**SHORT PROBLEM**
Exactly reproduce all the records, keeping pictures out of the copy.

**GIVEN RECORDS**
# # # # #

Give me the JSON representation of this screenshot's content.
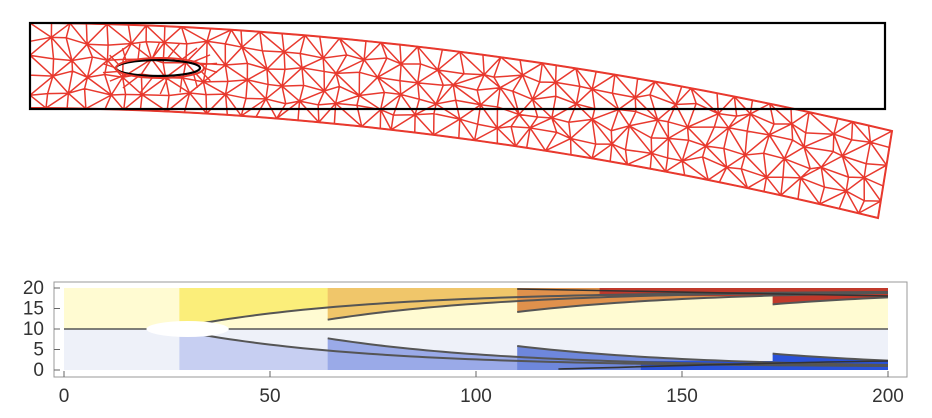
{
  "mesh_figure": {
    "colors": {
      "undeformed_outline": "#000000",
      "deformed_mesh": "#e8392e"
    }
  },
  "contour_plot": {
    "x_ticks": [
      "0",
      "50",
      "100",
      "150",
      "200"
    ],
    "y_ticks": [
      "0",
      "5",
      "10",
      "15",
      "20"
    ],
    "colors": {
      "frame": "#999999",
      "contour_line": "#555555",
      "band_top": [
        "#fffbd2",
        "#fbee7a",
        "#f0c66a",
        "#e0914c",
        "#c0392b"
      ],
      "band_bottom": [
        "#eef1f9",
        "#c7cff2",
        "#9aaae8",
        "#6e87dc",
        "#2a52d9"
      ],
      "hole": "#ffffff"
    }
  },
  "chart_data": {
    "type": "heatmap",
    "x_axis": {
      "range": [
        0,
        200
      ],
      "ticks": [
        0,
        50,
        100,
        150,
        200
      ]
    },
    "y_axis": {
      "range": [
        0,
        20
      ],
      "ticks": [
        0,
        5,
        10,
        15,
        20
      ]
    },
    "contour_levels": 5,
    "hole": {
      "center": [
        30,
        10
      ],
      "semi_axes": [
        10,
        1
      ]
    },
    "grid": false
  }
}
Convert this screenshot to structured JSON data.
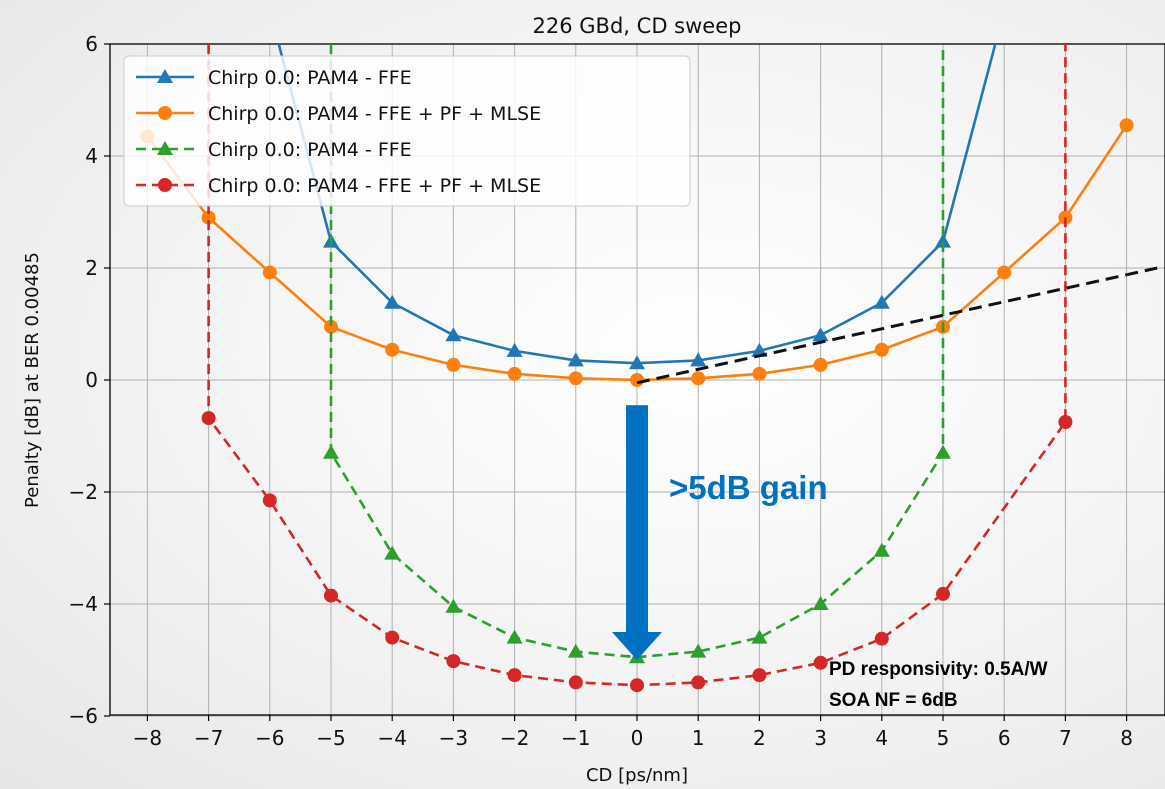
{
  "chart_data": {
    "type": "line",
    "title": "226 GBd, CD sweep",
    "xlabel": "CD [ps/nm]",
    "ylabel": "Penalty [dB] at BER 0.00485",
    "xlim": [
      -8.5,
      8.5
    ],
    "ylim": [
      -6,
      6
    ],
    "xticks": [
      -8,
      -7,
      -6,
      -5,
      -4,
      -3,
      -2,
      -1,
      0,
      1,
      2,
      3,
      4,
      5,
      6,
      7,
      8
    ],
    "yticks": [
      -6,
      -4,
      -2,
      0,
      2,
      4,
      6
    ],
    "xtick_labels": [
      "−8",
      "−7",
      "−6",
      "−5",
      "−4",
      "−3",
      "−2",
      "−1",
      "0",
      "1",
      "2",
      "3",
      "4",
      "5",
      "6",
      "7",
      "8"
    ],
    "ytick_labels": [
      "−6",
      "−4",
      "−2",
      "0",
      "2",
      "4",
      "6"
    ],
    "grid": true,
    "legend_position": "top-left",
    "series": [
      {
        "name": "Chirp 0.0: PAM4 - FFE",
        "color": "#1f77b4",
        "dash": "solid",
        "marker": "triangle",
        "x": [
          -6,
          -5,
          -4,
          -3,
          -2,
          -1,
          0,
          1,
          2,
          3,
          4,
          5,
          6
        ],
        "y": [
          6.6,
          2.47,
          1.38,
          0.8,
          0.52,
          0.35,
          0.3,
          0.35,
          0.52,
          0.8,
          1.38,
          2.47,
          6.6
        ]
      },
      {
        "name": "Chirp 0.0: PAM4 - FFE + PF + MLSE",
        "color": "#ff7f0e",
        "dash": "solid",
        "marker": "circle",
        "x": [
          -8,
          -7,
          -6,
          -5,
          -4,
          -3,
          -2,
          -1,
          0,
          1,
          2,
          3,
          4,
          5,
          6,
          7,
          8
        ],
        "y": [
          4.35,
          2.9,
          1.92,
          0.95,
          0.54,
          0.27,
          0.11,
          0.03,
          0.0,
          0.03,
          0.11,
          0.27,
          0.54,
          0.95,
          1.92,
          2.9,
          4.55
        ]
      },
      {
        "name": "Chirp 0.0: PAM4 - FFE",
        "color": "#2ca02c",
        "dash": "dashed",
        "marker": "triangle",
        "x": [
          -5,
          -5,
          -4,
          -3,
          -2,
          -1,
          0,
          1,
          2,
          3,
          4,
          5,
          5
        ],
        "y": [
          6,
          -1.3,
          -3.1,
          -4.05,
          -4.6,
          -4.85,
          -4.95,
          -4.85,
          -4.6,
          -4.0,
          -3.05,
          -1.3,
          6
        ],
        "marker_mask": [
          false,
          true,
          true,
          true,
          true,
          true,
          true,
          true,
          true,
          true,
          true,
          true,
          false
        ]
      },
      {
        "name": "Chirp 0.0: PAM4 - FFE + PF + MLSE",
        "color": "#d62728",
        "dash": "dashed",
        "marker": "circle",
        "x": [
          -7,
          -7,
          -6,
          -5,
          -4,
          -3,
          -2,
          -1,
          0,
          1,
          2,
          3,
          4,
          5,
          7,
          7
        ],
        "y": [
          6,
          -0.68,
          -2.15,
          -3.85,
          -4.6,
          -5.02,
          -5.27,
          -5.4,
          -5.45,
          -5.4,
          -5.27,
          -5.05,
          -4.62,
          -3.82,
          -0.75,
          6
        ],
        "marker_mask": [
          false,
          true,
          true,
          true,
          true,
          true,
          true,
          true,
          true,
          true,
          true,
          true,
          true,
          true,
          true,
          false
        ]
      }
    ],
    "annotations": {
      "reference_line": {
        "color": "#111111",
        "x": [
          0,
          8.5
        ],
        "y": [
          -0.05,
          2.0
        ]
      },
      "gain_arrow": {
        "color": "#0070c0",
        "x": 0,
        "y_start": -0.45,
        "y_end": -5.0
      },
      "gain_label": ">5dB gain",
      "note_line1": "PD responsivity: 0.5A/W",
      "note_line2": "SOA NF = 6dB"
    }
  }
}
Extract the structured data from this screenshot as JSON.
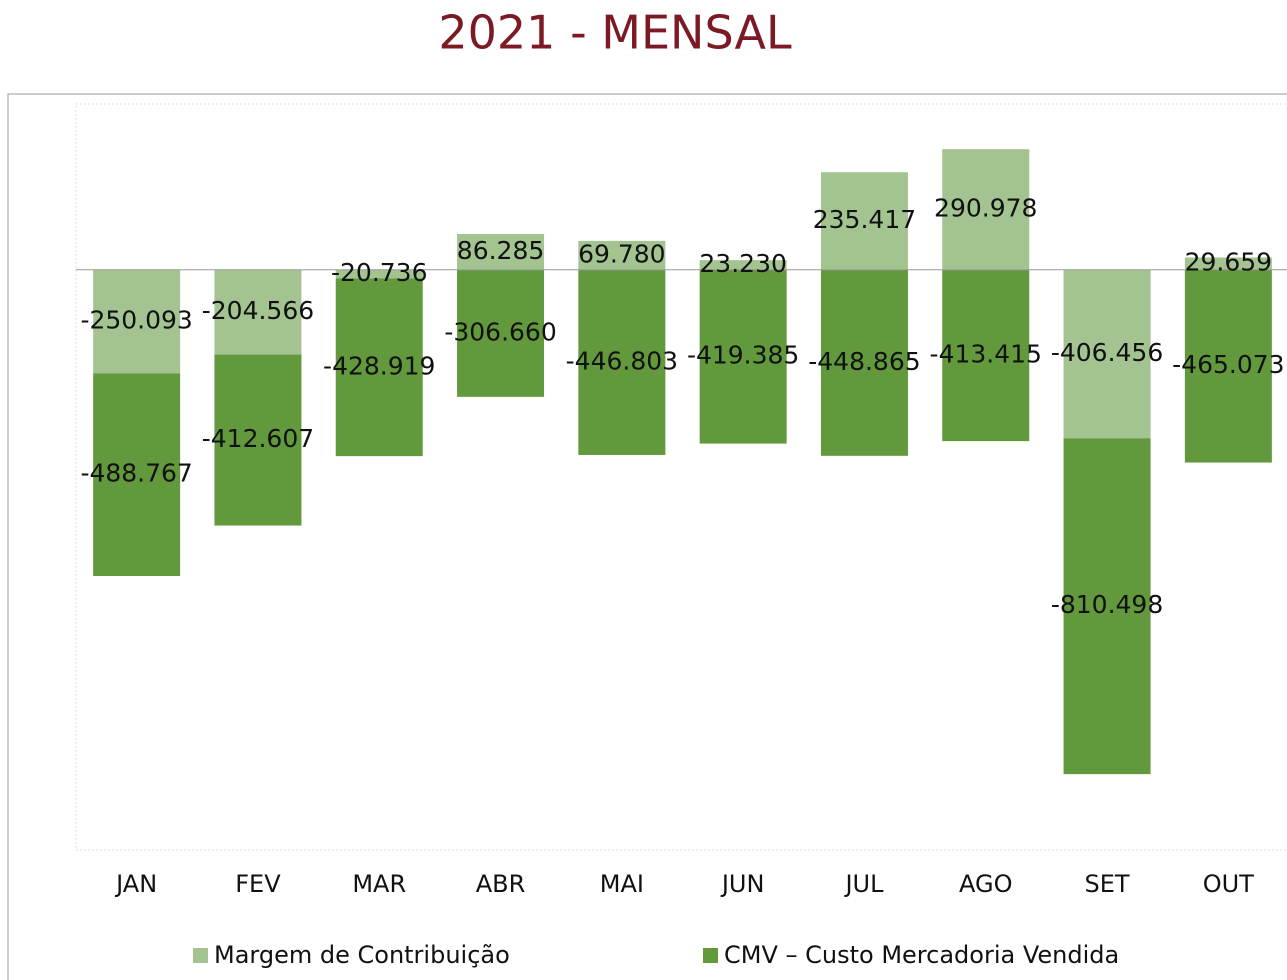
{
  "chart_data": {
    "type": "stacked_bar",
    "title": "2021 - MENSAL",
    "categories": [
      "JAN",
      "FEV",
      "MAR",
      "ABR",
      "MAI",
      "JUN",
      "JUL",
      "AGO",
      "SET",
      "OUT"
    ],
    "ylim": [
      -1400000,
      400000
    ],
    "series": [
      {
        "name": "Margem de Contribuição",
        "color": "#a3c490",
        "values": [
          -250093,
          -204566,
          -20736,
          86285,
          69780,
          23230,
          235417,
          290978,
          -406456,
          29659
        ],
        "value_labels": [
          "-250.093",
          "-204.566",
          "-20.736",
          "86.285",
          "69.780",
          "23.230",
          "235.417",
          "290.978",
          "-406.456",
          "29.659"
        ]
      },
      {
        "name": "CMV – Custo Mercadoria Vendida",
        "color": "#62993c",
        "values": [
          -488767,
          -412607,
          -428919,
          -306660,
          -446803,
          -419385,
          -448865,
          -413415,
          -810498,
          -465073
        ],
        "value_labels": [
          "-488.767",
          "-412.607",
          "-428.919",
          "-306.660",
          "-446.803",
          "-419.385",
          "-448.865",
          "-413.415",
          "-810.498",
          "-465.073"
        ]
      }
    ],
    "legend": "bottom"
  }
}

# # # # #

**RESULT OF THE EXERCISE**
Give me the JSON representation of this screenshot's content.
{
  "mesh_figure": {
    "colors": {
      "undeformed_outline": "#000000",
      "deformed_mesh": "#e8392e"
    }
  },
  "contour_plot": {
    "x_ticks": [
      "0",
      "50",
      "100",
      "150",
      "200"
    ],
    "y_ticks": [
      "0",
      "5",
      "10",
      "15",
      "20"
    ],
    "colors": {
      "frame": "#999999",
      "contour_line": "#555555",
      "band_top": [
        "#fffbd2",
        "#fbee7a",
        "#f0c66a",
        "#e0914c",
        "#c0392b"
      ],
      "band_bottom": [
        "#eef1f9",
        "#c7cff2",
        "#9aaae8",
        "#6e87dc",
        "#2a52d9"
      ],
      "hole": "#ffffff"
    }
  },
  "chart_data": {
    "type": "heatmap",
    "x_axis": {
      "range": [
        0,
        200
      ],
      "ticks": [
        0,
        50,
        100,
        150,
        200
      ]
    },
    "y_axis": {
      "range": [
        0,
        20
      ],
      "ticks": [
        0,
        5,
        10,
        15,
        20
      ]
    },
    "contour_levels": 5,
    "hole": {
      "center": [
        30,
        10
      ],
      "semi_axes": [
        10,
        1
      ]
    },
    "grid": false
  }
}
Convert this screenshot to structured JSON data.
{
  "chart_data": {
    "type": "line",
    "title": "226 GBd, CD sweep",
    "xlabel": "CD [ps/nm]",
    "ylabel": "Penalty [dB] at BER 0.00485",
    "xlim": [
      -8.5,
      8.5
    ],
    "ylim": [
      -6,
      6
    ],
    "xticks": [
      -8,
      -7,
      -6,
      -5,
      -4,
      -3,
      -2,
      -1,
      0,
      1,
      2,
      3,
      4,
      5,
      6,
      7,
      8
    ],
    "yticks": [
      -6,
      -4,
      -2,
      0,
      2,
      4,
      6
    ],
    "xtick_labels": [
      "−8",
      "−7",
      "−6",
      "−5",
      "−4",
      "−3",
      "−2",
      "−1",
      "0",
      "1",
      "2",
      "3",
      "4",
      "5",
      "6",
      "7",
      "8"
    ],
    "ytick_labels": [
      "−6",
      "−4",
      "−2",
      "0",
      "2",
      "4",
      "6"
    ],
    "grid": true,
    "legend_position": "top-left",
    "series": [
      {
        "name": "Chirp 0.0: PAM4 - FFE",
        "color": "#1f77b4",
        "dash": "solid",
        "marker": "triangle",
        "x": [
          -6,
          -5,
          -4,
          -3,
          -2,
          -1,
          0,
          1,
          2,
          3,
          4,
          5,
          6
        ],
        "y": [
          6.6,
          2.47,
          1.38,
          0.8,
          0.52,
          0.35,
          0.3,
          0.35,
          0.52,
          0.8,
          1.38,
          2.47,
          6.6
        ]
      },
      {
        "name": "Chirp 0.0: PAM4 - FFE + PF + MLSE",
        "color": "#ff7f0e",
        "dash": "solid",
        "marker": "circle",
        "x": [
          -8,
          -7,
          -6,
          -5,
          -4,
          -3,
          -2,
          -1,
          0,
          1,
          2,
          3,
          4,
          5,
          6,
          7,
          8
        ],
        "y": [
          4.35,
          2.9,
          1.92,
          0.95,
          0.54,
          0.27,
          0.11,
          0.03,
          0.0,
          0.03,
          0.11,
          0.27,
          0.54,
          0.95,
          1.92,
          2.9,
          4.55
        ]
      },
      {
        "name": "Chirp 0.0: PAM4 - FFE",
        "color": "#2ca02c",
        "dash": "dashed",
        "marker": "triangle",
        "x": [
          -5,
          -5,
          -4,
          -3,
          -2,
          -1,
          0,
          1,
          2,
          3,
          4,
          5,
          5
        ],
        "y": [
          6,
          -1.3,
          -3.1,
          -4.05,
          -4.6,
          -4.85,
          -4.95,
          -4.85,
          -4.6,
          -4.0,
          -3.05,
          -1.3,
          6
        ],
        "marker_mask": [
          false,
          true,
          true,
          true,
          true,
          true,
          true,
          true,
          true,
          true,
          true,
          true,
          false
        ]
      },
      {
        "name": "Chirp 0.0: PAM4 - FFE + PF + MLSE",
        "color": "#d62728",
        "dash": "dashed",
        "marker": "circle",
        "x": [
          -7,
          -7,
          -6,
          -5,
          -4,
          -3,
          -2,
          -1,
          0,
          1,
          2,
          3,
          4,
          5,
          7,
          7
        ],
        "y": [
          6,
          -0.68,
          -2.15,
          -3.85,
          -4.6,
          -5.02,
          -5.27,
          -5.4,
          -5.45,
          -5.4,
          -5.27,
          -5.05,
          -4.62,
          -3.82,
          -0.75,
          6
        ],
        "marker_mask": [
          false,
          true,
          true,
          true,
          true,
          true,
          true,
          true,
          true,
          true,
          true,
          true,
          true,
          true,
          true,
          false
        ]
      }
    ],
    "annotations": {
      "reference_line": {
        "color": "#111111",
        "x": [
          0,
          8.5
        ],
        "y": [
          -0.05,
          2.0
        ]
      },
      "gain_arrow": {
        "color": "#0070c0",
        "x": 0,
        "y_start": -0.45,
        "y_end": -5.0
      },
      "gain_label": ">5dB gain",
      "note_line1": "PD responsivity: 0.5A/W",
      "note_line2": "SOA NF = 6dB"
    }
  }
}
Extract the structured data from this screenshot as JSON.
{
  "chart_data": {
    "type": "stacked_bar",
    "title": "2021 - MENSAL",
    "categories": [
      "JAN",
      "FEV",
      "MAR",
      "ABR",
      "MAI",
      "JUN",
      "JUL",
      "AGO",
      "SET",
      "OUT"
    ],
    "ylim": [
      -1400000,
      400000
    ],
    "series": [
      {
        "name": "Margem de Contribuição",
        "color": "#a3c490",
        "values": [
          -250093,
          -204566,
          -20736,
          86285,
          69780,
          23230,
          235417,
          290978,
          -406456,
          29659
        ],
        "value_labels": [
          "-250.093",
          "-204.566",
          "-20.736",
          "86.285",
          "69.780",
          "23.230",
          "235.417",
          "290.978",
          "-406.456",
          "29.659"
        ]
      },
      {
        "name": "CMV – Custo Mercadoria Vendida",
        "color": "#62993c",
        "values": [
          -488767,
          -412607,
          -428919,
          -306660,
          -446803,
          -419385,
          -448865,
          -413415,
          -810498,
          -465073
        ],
        "value_labels": [
          "-488.767",
          "-412.607",
          "-428.919",
          "-306.660",
          "-446.803",
          "-419.385",
          "-448.865",
          "-413.415",
          "-810.498",
          "-465.073"
        ]
      }
    ],
    "legend": "bottom"
  }
}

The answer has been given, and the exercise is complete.